• Work to complete: Give the count of lines in the data that include the string "Surprises", with no added remarks.

----------

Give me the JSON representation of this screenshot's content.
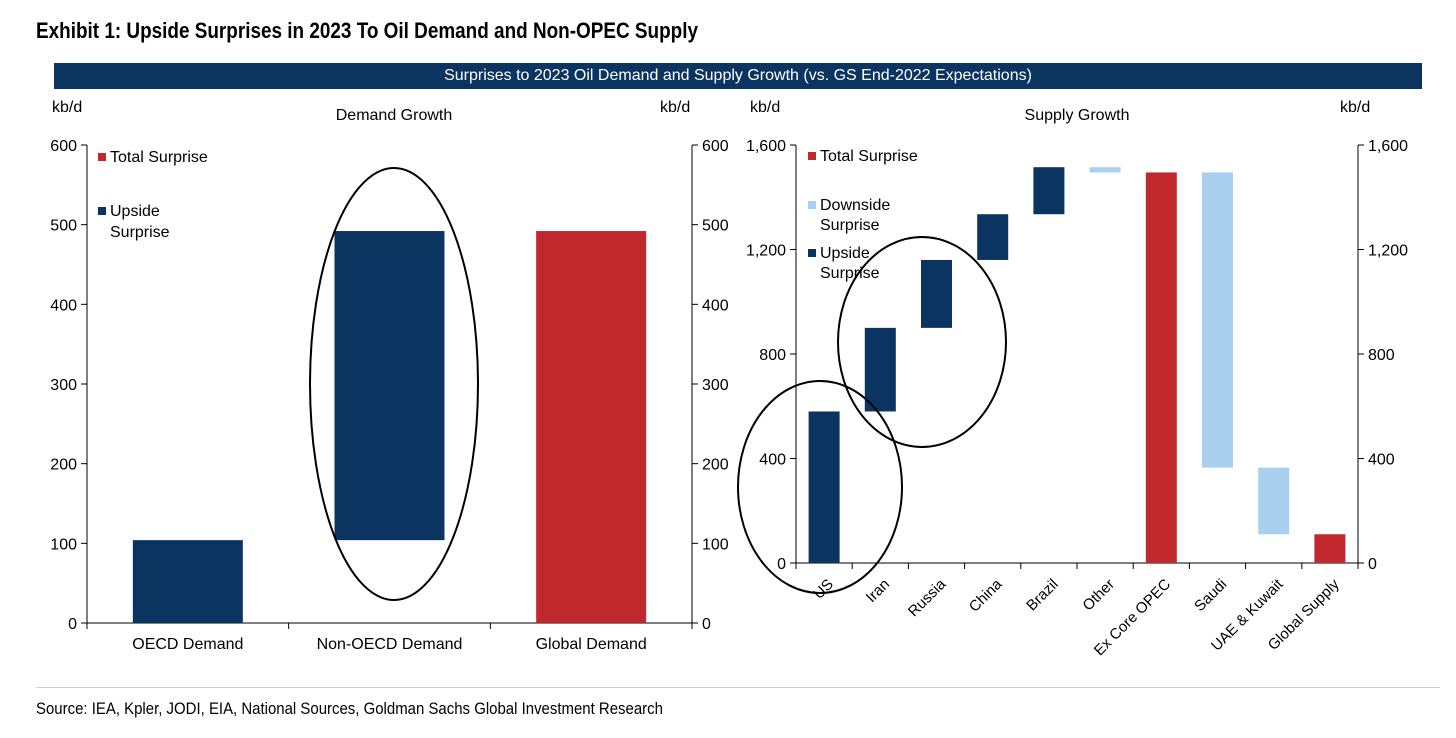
{
  "exhibit_title": "Exhibit 1: Upside Surprises in 2023 To Oil Demand and Non-OPEC Supply",
  "banner": "Surprises to 2023 Oil Demand and Supply Growth (vs. GS End-2022 Expectations)",
  "source_note": "Source: IEA, Kpler, JODI, EIA, National Sources, Goldman Sachs Global Investment Research",
  "colors": {
    "upside": "#0b3460",
    "total": "#c0282d",
    "downside": "#a9d0ee",
    "banner": "#0b3460"
  },
  "chart_data": [
    {
      "type": "bar",
      "title": "Demand Growth",
      "ylabel_left": "kb/d",
      "ylabel_right": "kb/d",
      "ylim": [
        0,
        600
      ],
      "yticks": [
        0,
        100,
        200,
        300,
        400,
        500,
        600
      ],
      "ytick_labels": [
        "0",
        "100",
        "200",
        "300",
        "400",
        "500",
        "600"
      ],
      "legend_position": "top-left",
      "legend": [
        {
          "key": "total",
          "label_lines": [
            "Total Surprise"
          ]
        },
        {
          "key": "upside",
          "label_lines": [
            "Upside",
            "Surprise"
          ]
        }
      ],
      "categories": [
        "OECD Demand",
        "Non-OECD Demand",
        "Global Demand"
      ],
      "bars": [
        {
          "category": "OECD Demand",
          "base": 0,
          "top": 104,
          "kind": "upside"
        },
        {
          "category": "Non-OECD Demand",
          "base": 104,
          "top": 492,
          "kind": "upside"
        },
        {
          "category": "Global Demand",
          "base": 0,
          "top": 492,
          "kind": "total"
        }
      ],
      "circled_categories": [
        "Non-OECD Demand"
      ]
    },
    {
      "type": "bar",
      "title": "Supply Growth",
      "ylabel_left": "kb/d",
      "ylabel_right": "kb/d",
      "ylim": [
        0,
        1600
      ],
      "yticks": [
        0,
        400,
        800,
        1200,
        1600
      ],
      "ytick_labels": [
        "0",
        "400",
        "800",
        "1,200",
        "1,600"
      ],
      "legend_position": "top-left",
      "legend": [
        {
          "key": "total",
          "label_lines": [
            "Total Surprise"
          ]
        },
        {
          "key": "downside",
          "label_lines": [
            "Downside",
            "Surprise"
          ]
        },
        {
          "key": "upside",
          "label_lines": [
            "Upside",
            "Surprise"
          ]
        }
      ],
      "categories": [
        "US",
        "Iran",
        "Russia",
        "China",
        "Brazil",
        "Other",
        "Ex Core OPEC",
        "Saudi",
        "UAE & Kuwait",
        "Global Supply"
      ],
      "bars": [
        {
          "category": "US",
          "base": 0,
          "top": 580,
          "kind": "upside"
        },
        {
          "category": "Iran",
          "base": 580,
          "top": 900,
          "kind": "upside"
        },
        {
          "category": "Russia",
          "base": 900,
          "top": 1160,
          "kind": "upside"
        },
        {
          "category": "China",
          "base": 1160,
          "top": 1335,
          "kind": "upside"
        },
        {
          "category": "Brazil",
          "base": 1335,
          "top": 1515,
          "kind": "upside"
        },
        {
          "category": "Other",
          "base": 1495,
          "top": 1515,
          "kind": "downside"
        },
        {
          "category": "Ex Core OPEC",
          "base": 0,
          "top": 1495,
          "kind": "total"
        },
        {
          "category": "Saudi",
          "base": 365,
          "top": 1495,
          "kind": "downside"
        },
        {
          "category": "UAE & Kuwait",
          "base": 110,
          "top": 365,
          "kind": "downside"
        },
        {
          "category": "Global Supply",
          "base": 0,
          "top": 110,
          "kind": "total"
        }
      ],
      "circled_categories": [
        "US",
        "Iran",
        "Russia"
      ]
    }
  ]
}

----------

• Result of the exercise: 2